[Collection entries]
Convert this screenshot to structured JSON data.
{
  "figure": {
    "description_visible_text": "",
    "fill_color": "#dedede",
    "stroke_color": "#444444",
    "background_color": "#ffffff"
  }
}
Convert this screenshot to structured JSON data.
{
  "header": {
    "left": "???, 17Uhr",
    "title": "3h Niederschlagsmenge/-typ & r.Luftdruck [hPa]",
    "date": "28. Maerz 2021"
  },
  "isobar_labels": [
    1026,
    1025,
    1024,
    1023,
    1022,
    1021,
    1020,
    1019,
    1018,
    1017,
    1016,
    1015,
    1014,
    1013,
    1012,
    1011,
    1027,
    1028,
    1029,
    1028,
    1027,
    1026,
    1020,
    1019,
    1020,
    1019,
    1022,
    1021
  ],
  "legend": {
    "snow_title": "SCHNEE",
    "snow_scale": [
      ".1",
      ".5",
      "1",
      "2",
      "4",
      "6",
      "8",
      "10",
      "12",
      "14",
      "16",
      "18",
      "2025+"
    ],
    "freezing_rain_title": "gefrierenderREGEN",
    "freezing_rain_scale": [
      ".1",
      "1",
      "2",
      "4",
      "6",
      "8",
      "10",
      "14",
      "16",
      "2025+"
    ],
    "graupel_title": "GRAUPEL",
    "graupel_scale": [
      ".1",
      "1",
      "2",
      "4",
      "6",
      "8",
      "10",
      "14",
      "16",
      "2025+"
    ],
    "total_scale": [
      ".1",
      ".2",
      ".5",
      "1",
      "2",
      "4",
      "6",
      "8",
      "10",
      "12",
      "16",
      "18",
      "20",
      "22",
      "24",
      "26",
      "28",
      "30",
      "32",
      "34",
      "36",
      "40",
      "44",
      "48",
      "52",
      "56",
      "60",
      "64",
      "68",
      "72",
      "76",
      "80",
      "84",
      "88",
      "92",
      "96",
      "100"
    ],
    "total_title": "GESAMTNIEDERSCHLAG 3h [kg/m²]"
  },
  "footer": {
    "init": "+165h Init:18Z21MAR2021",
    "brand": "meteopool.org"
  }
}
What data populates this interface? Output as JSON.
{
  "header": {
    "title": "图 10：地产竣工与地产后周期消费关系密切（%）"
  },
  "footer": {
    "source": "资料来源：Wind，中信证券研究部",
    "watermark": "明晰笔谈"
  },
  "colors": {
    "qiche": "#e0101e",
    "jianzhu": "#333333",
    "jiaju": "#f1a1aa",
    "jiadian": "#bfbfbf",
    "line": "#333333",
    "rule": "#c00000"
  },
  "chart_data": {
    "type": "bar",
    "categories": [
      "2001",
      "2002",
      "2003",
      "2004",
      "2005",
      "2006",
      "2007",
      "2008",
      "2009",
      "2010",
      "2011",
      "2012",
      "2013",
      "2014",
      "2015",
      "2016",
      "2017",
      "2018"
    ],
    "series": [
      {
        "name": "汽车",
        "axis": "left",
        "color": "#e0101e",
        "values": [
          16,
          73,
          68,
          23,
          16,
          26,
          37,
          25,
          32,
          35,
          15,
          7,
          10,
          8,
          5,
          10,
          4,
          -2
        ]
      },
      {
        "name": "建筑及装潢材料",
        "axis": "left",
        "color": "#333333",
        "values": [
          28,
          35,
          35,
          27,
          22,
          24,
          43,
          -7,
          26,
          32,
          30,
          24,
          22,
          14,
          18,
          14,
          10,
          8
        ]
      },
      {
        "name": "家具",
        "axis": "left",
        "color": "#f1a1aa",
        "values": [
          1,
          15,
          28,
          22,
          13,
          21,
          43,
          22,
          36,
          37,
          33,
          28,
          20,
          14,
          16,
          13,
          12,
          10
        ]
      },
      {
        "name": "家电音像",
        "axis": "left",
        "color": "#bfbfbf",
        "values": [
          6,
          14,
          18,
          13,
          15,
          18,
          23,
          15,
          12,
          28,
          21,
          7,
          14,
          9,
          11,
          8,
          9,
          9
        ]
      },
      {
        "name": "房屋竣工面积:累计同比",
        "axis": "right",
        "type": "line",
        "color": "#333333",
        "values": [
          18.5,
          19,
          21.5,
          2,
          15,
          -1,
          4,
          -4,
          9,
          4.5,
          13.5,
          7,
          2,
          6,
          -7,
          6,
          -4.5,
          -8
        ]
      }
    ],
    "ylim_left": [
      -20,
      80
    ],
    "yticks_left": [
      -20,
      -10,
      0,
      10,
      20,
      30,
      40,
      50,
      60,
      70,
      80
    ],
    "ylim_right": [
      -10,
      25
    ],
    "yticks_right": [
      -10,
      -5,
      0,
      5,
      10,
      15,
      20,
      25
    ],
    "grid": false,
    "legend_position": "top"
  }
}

Direction:
Above are the records; copy all of them exactly.

Reply:
Convert this screenshot to structured JSON data.
{
  "figure": {
    "description_visible_text": "",
    "fill_color": "#dedede",
    "stroke_color": "#444444",
    "background_color": "#ffffff"
  }
}
Convert this screenshot to structured JSON data.
{
  "header": {
    "left": "???, 17Uhr",
    "title": "3h Niederschlagsmenge/-typ & r.Luftdruck [hPa]",
    "date": "28. Maerz 2021"
  },
  "isobar_labels": [
    1026,
    1025,
    1024,
    1023,
    1022,
    1021,
    1020,
    1019,
    1018,
    1017,
    1016,
    1015,
    1014,
    1013,
    1012,
    1011,
    1027,
    1028,
    1029,
    1028,
    1027,
    1026,
    1020,
    1019,
    1020,
    1019,
    1022,
    1021
  ],
  "legend": {
    "snow_title": "SCHNEE",
    "snow_scale": [
      ".1",
      ".5",
      "1",
      "2",
      "4",
      "6",
      "8",
      "10",
      "12",
      "14",
      "16",
      "18",
      "2025+"
    ],
    "freezing_rain_title": "gefrierenderREGEN",
    "freezing_rain_scale": [
      ".1",
      "1",
      "2",
      "4",
      "6",
      "8",
      "10",
      "14",
      "16",
      "2025+"
    ],
    "graupel_title": "GRAUPEL",
    "graupel_scale": [
      ".1",
      "1",
      "2",
      "4",
      "6",
      "8",
      "10",
      "14",
      "16",
      "2025+"
    ],
    "total_scale": [
      ".1",
      ".2",
      ".5",
      "1",
      "2",
      "4",
      "6",
      "8",
      "10",
      "12",
      "16",
      "18",
      "20",
      "22",
      "24",
      "26",
      "28",
      "30",
      "32",
      "34",
      "36",
      "40",
      "44",
      "48",
      "52",
      "56",
      "60",
      "64",
      "68",
      "72",
      "76",
      "80",
      "84",
      "88",
      "92",
      "96",
      "100"
    ],
    "total_title": "GESAMTNIEDERSCHLAG 3h [kg/m²]"
  },
  "footer": {
    "init": "+165h Init:18Z21MAR2021",
    "brand": "meteopool.org"
  }
}
What data populates this interface? Output as JSON.
{
  "header": {
    "title": "图 10：地产竣工与地产后周期消费关系密切（%）"
  },
  "footer": {
    "source": "资料来源：Wind，中信证券研究部",
    "watermark": "明晰笔谈"
  },
  "colors": {
    "qiche": "#e0101e",
    "jianzhu": "#333333",
    "jiaju": "#f1a1aa",
    "jiadian": "#bfbfbf",
    "line": "#333333",
    "rule": "#c00000"
  },
  "chart_data": {
    "type": "bar",
    "categories": [
      "2001",
      "2002",
      "2003",
      "2004",
      "2005",
      "2006",
      "2007",
      "2008",
      "2009",
      "2010",
      "2011",
      "2012",
      "2013",
      "2014",
      "2015",
      "2016",
      "2017",
      "2018"
    ],
    "series": [
      {
        "name": "汽车",
        "axis": "left",
        "color": "#e0101e",
        "values": [
          16,
          73,
          68,
          23,
          16,
          26,
          37,
          25,
          32,
          35,
          15,
          7,
          10,
          8,
          5,
          10,
          4,
          -2
        ]
      },
      {
        "name": "建筑及装潢材料",
        "axis": "left",
        "color": "#333333",
        "values": [
          28,
          35,
          35,
          27,
          22,
          24,
          43,
          -7,
          26,
          32,
          30,
          24,
          22,
          14,
          18,
          14,
          10,
          8
        ]
      },
      {
        "name": "家具",
        "axis": "left",
        "color": "#f1a1aa",
        "values": [
          1,
          15,
          28,
          22,
          13,
          21,
          43,
          22,
          36,
          37,
          33,
          28,
          20,
          14,
          16,
          13,
          12,
          10
        ]
      },
      {
        "name": "家电音像",
        "axis": "left",
        "color": "#bfbfbf",
        "values": [
          6,
          14,
          18,
          13,
          15,
          18,
          23,
          15,
          12,
          28,
          21,
          7,
          14,
          9,
          11,
          8,
          9,
          9
        ]
      },
      {
        "name": "房屋竣工面积:累计同比",
        "axis": "right",
        "type": "line",
        "color": "#333333",
        "values": [
          18.5,
          19,
          21.5,
          2,
          15,
          -1,
          4,
          -4,
          9,
          4.5,
          13.5,
          7,
          2,
          6,
          -7,
          6,
          -4.5,
          -8
        ]
      }
    ],
    "ylim_left": [
      -20,
      80
    ],
    "yticks_left": [
      -20,
      -10,
      0,
      10,
      20,
      30,
      40,
      50,
      60,
      70,
      80
    ],
    "ylim_right": [
      -10,
      25
    ],
    "yticks_right": [
      -10,
      -5,
      0,
      5,
      10,
      15,
      20,
      25
    ],
    "grid": false,
    "legend_position": "top"
  }
}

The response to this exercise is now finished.